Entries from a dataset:
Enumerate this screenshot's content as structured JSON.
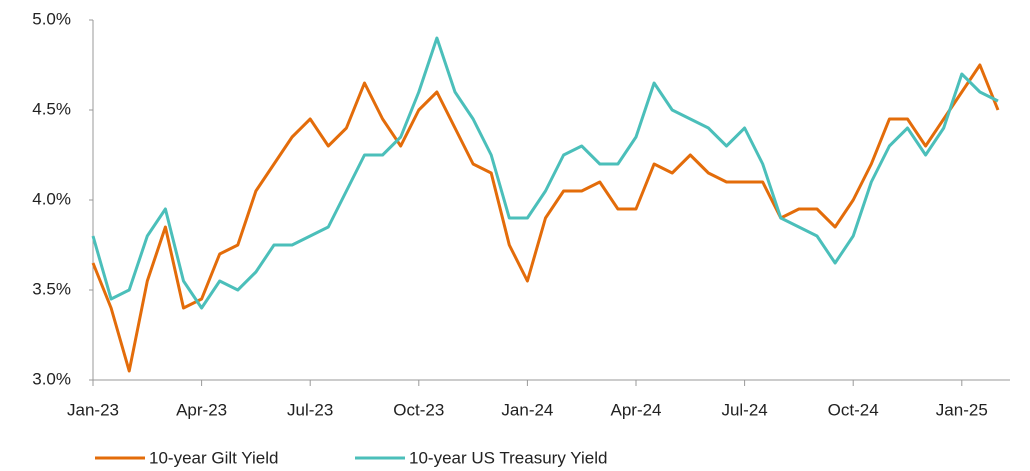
{
  "chart_data": {
    "type": "line",
    "categories": [
      "Jan-23",
      null,
      null,
      null,
      null,
      null,
      "Apr-23",
      null,
      null,
      null,
      null,
      null,
      "Jul-23",
      null,
      null,
      null,
      null,
      null,
      "Oct-23",
      null,
      null,
      null,
      null,
      null,
      "Jan-24",
      null,
      null,
      null,
      null,
      null,
      "Apr-24",
      null,
      null,
      null,
      null,
      null,
      "Jul-24",
      null,
      null,
      null,
      null,
      null,
      "Oct-24",
      null,
      null,
      null,
      null,
      null,
      "Jan-25",
      null,
      null
    ],
    "series": [
      {
        "name": "10-year Gilt Yield",
        "color": "#e36c0a",
        "values": [
          3.65,
          3.4,
          3.05,
          3.55,
          3.85,
          3.4,
          3.45,
          3.7,
          3.75,
          4.05,
          4.2,
          4.35,
          4.45,
          4.3,
          4.4,
          4.65,
          4.45,
          4.3,
          4.5,
          4.6,
          4.4,
          4.2,
          4.15,
          3.75,
          3.55,
          3.9,
          4.05,
          4.05,
          4.1,
          3.95,
          3.95,
          4.2,
          4.15,
          4.25,
          4.15,
          4.1,
          4.1,
          4.1,
          3.9,
          3.95,
          3.95,
          3.85,
          4.0,
          4.2,
          4.45,
          4.45,
          4.3,
          4.45,
          4.6,
          4.75,
          4.5
        ]
      },
      {
        "name": "10-year US Treasury Yield",
        "color": "#4bbfba",
        "values": [
          3.8,
          3.45,
          3.5,
          3.8,
          3.95,
          3.55,
          3.4,
          3.55,
          3.5,
          3.6,
          3.75,
          3.75,
          3.8,
          3.85,
          4.05,
          4.25,
          4.25,
          4.35,
          4.6,
          4.9,
          4.6,
          4.45,
          4.25,
          3.9,
          3.9,
          4.05,
          4.25,
          4.3,
          4.2,
          4.2,
          4.35,
          4.65,
          4.5,
          4.45,
          4.4,
          4.3,
          4.4,
          4.2,
          3.9,
          3.85,
          3.8,
          3.65,
          3.8,
          4.1,
          4.3,
          4.4,
          4.25,
          4.4,
          4.7,
          4.6,
          4.55
        ]
      }
    ],
    "ylim": [
      3,
      5
    ],
    "yticks": [
      {
        "value": 3,
        "label": "3.0%"
      },
      {
        "value": 3.5,
        "label": "3.5%"
      },
      {
        "value": 4,
        "label": "4.0%"
      },
      {
        "value": 4.5,
        "label": "4.5%"
      },
      {
        "value": 5,
        "label": "5.0%"
      }
    ],
    "grid": false,
    "legend": "bottom"
  }
}
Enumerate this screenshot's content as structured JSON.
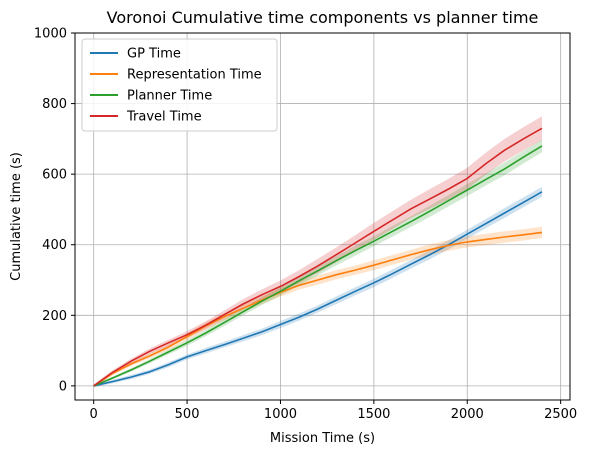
{
  "chart_data": {
    "type": "line",
    "title": "Voronoi Cumulative time components vs planner time",
    "xlabel": "Mission Time (s)",
    "ylabel": "Cumulative time (s)",
    "xlim": [
      -100,
      2550
    ],
    "ylim": [
      -40,
      1000
    ],
    "xticks": [
      0,
      500,
      1000,
      1500,
      2000,
      2500
    ],
    "yticks": [
      0,
      200,
      400,
      600,
      800,
      1000
    ],
    "grid": true,
    "legend_position": "top-left",
    "x": [
      0,
      100,
      200,
      300,
      400,
      500,
      600,
      700,
      800,
      900,
      1000,
      1100,
      1200,
      1300,
      1400,
      1500,
      1600,
      1700,
      1800,
      1900,
      2000,
      2100,
      2200,
      2300,
      2400
    ],
    "series": [
      {
        "name": "GP Time",
        "color": "#1f77b4",
        "values": [
          0,
          12,
          25,
          40,
          60,
          82,
          100,
          117,
          135,
          153,
          174,
          195,
          218,
          243,
          268,
          292,
          318,
          345,
          372,
          400,
          430,
          460,
          490,
          520,
          550
        ],
        "band": [
          4,
          5,
          6,
          6,
          7,
          7,
          8,
          8,
          9,
          9,
          10,
          10,
          10,
          11,
          11,
          12,
          12,
          12,
          13,
          13,
          13,
          13,
          14,
          14,
          14
        ]
      },
      {
        "name": "Representation Time",
        "color": "#ff7f0e",
        "values": [
          0,
          35,
          62,
          85,
          110,
          140,
          170,
          196,
          220,
          243,
          265,
          285,
          300,
          315,
          328,
          342,
          357,
          372,
          386,
          398,
          408,
          415,
          422,
          428,
          435
        ],
        "band": [
          3,
          5,
          6,
          7,
          8,
          9,
          10,
          10,
          11,
          11,
          12,
          12,
          13,
          13,
          13,
          14,
          14,
          14,
          15,
          15,
          15,
          16,
          16,
          16,
          16
        ]
      },
      {
        "name": "Planner Time",
        "color": "#2ca02c",
        "values": [
          0,
          22,
          45,
          70,
          96,
          122,
          150,
          180,
          210,
          240,
          268,
          298,
          326,
          355,
          383,
          410,
          438,
          466,
          495,
          525,
          555,
          585,
          615,
          648,
          680
        ],
        "band": [
          3,
          4,
          5,
          6,
          7,
          8,
          9,
          10,
          10,
          11,
          12,
          12,
          13,
          13,
          14,
          14,
          15,
          15,
          16,
          16,
          17,
          17,
          18,
          18,
          18
        ]
      },
      {
        "name": "Travel Time",
        "color": "#d62728",
        "values": [
          0,
          38,
          70,
          98,
          122,
          145,
          172,
          202,
          232,
          258,
          282,
          310,
          340,
          372,
          405,
          438,
          470,
          502,
          530,
          558,
          588,
          630,
          668,
          700,
          730
        ],
        "band": [
          4,
          6,
          7,
          8,
          9,
          10,
          11,
          12,
          14,
          15,
          17,
          18,
          20,
          21,
          22,
          24,
          25,
          26,
          28,
          29,
          30,
          31,
          32,
          33,
          34
        ]
      }
    ]
  }
}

SET EXERCISE: Repeat the material above word for word, please, apart from its images.

REPLY TO THE TASK:
Enumerate this screenshot's content as structured JSON.
{
  "chart_data": {
    "type": "line",
    "categories": [
      "Jan-23",
      null,
      null,
      null,
      null,
      null,
      "Apr-23",
      null,
      null,
      null,
      null,
      null,
      "Jul-23",
      null,
      null,
      null,
      null,
      null,
      "Oct-23",
      null,
      null,
      null,
      null,
      null,
      "Jan-24",
      null,
      null,
      null,
      null,
      null,
      "Apr-24",
      null,
      null,
      null,
      null,
      null,
      "Jul-24",
      null,
      null,
      null,
      null,
      null,
      "Oct-24",
      null,
      null,
      null,
      null,
      null,
      "Jan-25",
      null,
      null
    ],
    "series": [
      {
        "name": "10-year Gilt Yield",
        "color": "#e36c0a",
        "values": [
          3.65,
          3.4,
          3.05,
          3.55,
          3.85,
          3.4,
          3.45,
          3.7,
          3.75,
          4.05,
          4.2,
          4.35,
          4.45,
          4.3,
          4.4,
          4.65,
          4.45,
          4.3,
          4.5,
          4.6,
          4.4,
          4.2,
          4.15,
          3.75,
          3.55,
          3.9,
          4.05,
          4.05,
          4.1,
          3.95,
          3.95,
          4.2,
          4.15,
          4.25,
          4.15,
          4.1,
          4.1,
          4.1,
          3.9,
          3.95,
          3.95,
          3.85,
          4.0,
          4.2,
          4.45,
          4.45,
          4.3,
          4.45,
          4.6,
          4.75,
          4.5
        ]
      },
      {
        "name": "10-year US Treasury Yield",
        "color": "#4bbfba",
        "values": [
          3.8,
          3.45,
          3.5,
          3.8,
          3.95,
          3.55,
          3.4,
          3.55,
          3.5,
          3.6,
          3.75,
          3.75,
          3.8,
          3.85,
          4.05,
          4.25,
          4.25,
          4.35,
          4.6,
          4.9,
          4.6,
          4.45,
          4.25,
          3.9,
          3.9,
          4.05,
          4.25,
          4.3,
          4.2,
          4.2,
          4.35,
          4.65,
          4.5,
          4.45,
          4.4,
          4.3,
          4.4,
          4.2,
          3.9,
          3.85,
          3.8,
          3.65,
          3.8,
          4.1,
          4.3,
          4.4,
          4.25,
          4.4,
          4.7,
          4.6,
          4.55
        ]
      }
    ],
    "ylim": [
      3,
      5
    ],
    "yticks": [
      {
        "value": 3,
        "label": "3.0%"
      },
      {
        "value": 3.5,
        "label": "3.5%"
      },
      {
        "value": 4,
        "label": "4.0%"
      },
      {
        "value": 4.5,
        "label": "4.5%"
      },
      {
        "value": 5,
        "label": "5.0%"
      }
    ],
    "grid": false,
    "legend": "bottom"
  }
}
Enumerate this screenshot's content as structured JSON.
{
  "chart_data": {
    "type": "line",
    "title": "Voronoi Cumulative time components vs planner time",
    "xlabel": "Mission Time (s)",
    "ylabel": "Cumulative time (s)",
    "xlim": [
      -100,
      2550
    ],
    "ylim": [
      -40,
      1000
    ],
    "xticks": [
      0,
      500,
      1000,
      1500,
      2000,
      2500
    ],
    "yticks": [
      0,
      200,
      400,
      600,
      800,
      1000
    ],
    "grid": true,
    "legend_position": "top-left",
    "x": [
      0,
      100,
      200,
      300,
      400,
      500,
      600,
      700,
      800,
      900,
      1000,
      1100,
      1200,
      1300,
      1400,
      1500,
      1600,
      1700,
      1800,
      1900,
      2000,
      2100,
      2200,
      2300,
      2400
    ],
    "series": [
      {
        "name": "GP Time",
        "color": "#1f77b4",
        "values": [
          0,
          12,
          25,
          40,
          60,
          82,
          100,
          117,
          135,
          153,
          174,
          195,
          218,
          243,
          268,
          292,
          318,
          345,
          372,
          400,
          430,
          460,
          490,
          520,
          550
        ],
        "band": [
          4,
          5,
          6,
          6,
          7,
          7,
          8,
          8,
          9,
          9,
          10,
          10,
          10,
          11,
          11,
          12,
          12,
          12,
          13,
          13,
          13,
          13,
          14,
          14,
          14
        ]
      },
      {
        "name": "Representation Time",
        "color": "#ff7f0e",
        "values": [
          0,
          35,
          62,
          85,
          110,
          140,
          170,
          196,
          220,
          243,
          265,
          285,
          300,
          315,
          328,
          342,
          357,
          372,
          386,
          398,
          408,
          415,
          422,
          428,
          435
        ],
        "band": [
          3,
          5,
          6,
          7,
          8,
          9,
          10,
          10,
          11,
          11,
          12,
          12,
          13,
          13,
          13,
          14,
          14,
          14,
          15,
          15,
          15,
          16,
          16,
          16,
          16
        ]
      },
      {
        "name": "Planner Time",
        "color": "#2ca02c",
        "values": [
          0,
          22,
          45,
          70,
          96,
          122,
          150,
          180,
          210,
          240,
          268,
          298,
          326,
          355,
          383,
          410,
          438,
          466,
          495,
          525,
          555,
          585,
          615,
          648,
          680
        ],
        "band": [
          3,
          4,
          5,
          6,
          7,
          8,
          9,
          10,
          10,
          11,
          12,
          12,
          13,
          13,
          14,
          14,
          15,
          15,
          16,
          16,
          17,
          17,
          18,
          18,
          18
        ]
      },
      {
        "name": "Travel Time",
        "color": "#d62728",
        "values": [
          0,
          38,
          70,
          98,
          122,
          145,
          172,
          202,
          232,
          258,
          282,
          310,
          340,
          372,
          405,
          438,
          470,
          502,
          530,
          558,
          588,
          630,
          668,
          700,
          730
        ],
        "band": [
          4,
          6,
          7,
          8,
          9,
          10,
          11,
          12,
          14,
          15,
          17,
          18,
          20,
          21,
          22,
          24,
          25,
          26,
          28,
          29,
          30,
          31,
          32,
          33,
          34
        ]
      }
    ]
  }
}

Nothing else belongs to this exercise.